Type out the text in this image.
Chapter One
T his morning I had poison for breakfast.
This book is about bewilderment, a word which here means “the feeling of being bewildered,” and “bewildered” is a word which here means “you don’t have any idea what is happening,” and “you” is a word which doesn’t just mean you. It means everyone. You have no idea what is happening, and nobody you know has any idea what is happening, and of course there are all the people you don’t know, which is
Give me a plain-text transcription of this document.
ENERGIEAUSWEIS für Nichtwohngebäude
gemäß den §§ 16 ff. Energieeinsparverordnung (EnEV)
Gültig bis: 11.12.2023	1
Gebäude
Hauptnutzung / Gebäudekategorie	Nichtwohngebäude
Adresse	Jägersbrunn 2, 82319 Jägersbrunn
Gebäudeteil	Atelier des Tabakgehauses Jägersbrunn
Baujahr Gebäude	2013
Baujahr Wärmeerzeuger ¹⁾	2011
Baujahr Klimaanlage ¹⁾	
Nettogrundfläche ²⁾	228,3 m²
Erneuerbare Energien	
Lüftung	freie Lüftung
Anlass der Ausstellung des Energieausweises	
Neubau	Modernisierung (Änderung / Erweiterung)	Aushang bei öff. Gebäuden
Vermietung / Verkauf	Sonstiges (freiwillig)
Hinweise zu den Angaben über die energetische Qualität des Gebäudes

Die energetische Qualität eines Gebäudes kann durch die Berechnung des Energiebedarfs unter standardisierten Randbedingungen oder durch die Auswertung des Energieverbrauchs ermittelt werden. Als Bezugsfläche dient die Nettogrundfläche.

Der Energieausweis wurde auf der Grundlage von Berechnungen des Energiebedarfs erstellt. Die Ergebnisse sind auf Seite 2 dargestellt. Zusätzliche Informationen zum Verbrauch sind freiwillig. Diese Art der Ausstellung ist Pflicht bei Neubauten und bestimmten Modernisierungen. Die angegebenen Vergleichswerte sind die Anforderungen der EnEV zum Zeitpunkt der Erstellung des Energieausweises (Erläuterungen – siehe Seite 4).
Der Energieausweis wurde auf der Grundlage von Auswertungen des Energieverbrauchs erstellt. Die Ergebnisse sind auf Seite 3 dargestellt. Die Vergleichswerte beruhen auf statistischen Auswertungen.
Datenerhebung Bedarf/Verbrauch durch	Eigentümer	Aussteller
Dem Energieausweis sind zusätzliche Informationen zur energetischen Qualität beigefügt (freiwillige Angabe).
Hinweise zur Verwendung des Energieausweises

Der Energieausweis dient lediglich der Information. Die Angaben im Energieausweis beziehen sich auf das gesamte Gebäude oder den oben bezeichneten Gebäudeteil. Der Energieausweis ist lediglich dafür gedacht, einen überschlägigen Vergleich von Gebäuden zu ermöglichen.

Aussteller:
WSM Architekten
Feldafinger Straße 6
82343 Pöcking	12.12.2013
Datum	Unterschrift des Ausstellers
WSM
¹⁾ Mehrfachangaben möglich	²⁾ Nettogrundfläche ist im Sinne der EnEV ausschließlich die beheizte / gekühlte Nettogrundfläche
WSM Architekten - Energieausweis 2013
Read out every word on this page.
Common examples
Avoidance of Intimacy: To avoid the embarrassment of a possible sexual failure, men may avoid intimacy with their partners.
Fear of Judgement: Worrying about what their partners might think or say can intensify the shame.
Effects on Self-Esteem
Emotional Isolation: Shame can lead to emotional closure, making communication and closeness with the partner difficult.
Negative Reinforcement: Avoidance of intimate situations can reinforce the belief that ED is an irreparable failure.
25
________________
• What is asked: Which lines hold the word "Energiebedarfs"? Show each one.

• Task result:
Die energetische Qualität eines Gebäudes kann durch die Berechnung des Energiebedarfs unter standardisierten Randbedingungen oder durch die Auswertung des Energieverbrauchs ermittelt werden. Als Bezugsfläche dient die Nettogrundfläche.
Der Energieausweis wurde auf der Grundlage von Berechnungen des Energiebedarfs erstellt. Die Ergebnisse sind auf Seite 2 dargestellt. Zusätzliche Informationen zum Verbrauch sind freiwillig. Diese Art der Ausstellung ist Pflicht bei Neubauten und bestimmten Modernisierungen. Die angegebenen Vergleichswerte sind die Anforderungen der EnEV zum Zeitpunkt der Erstellung des Energieausweises (Erläuterungen – siehe Seite 4).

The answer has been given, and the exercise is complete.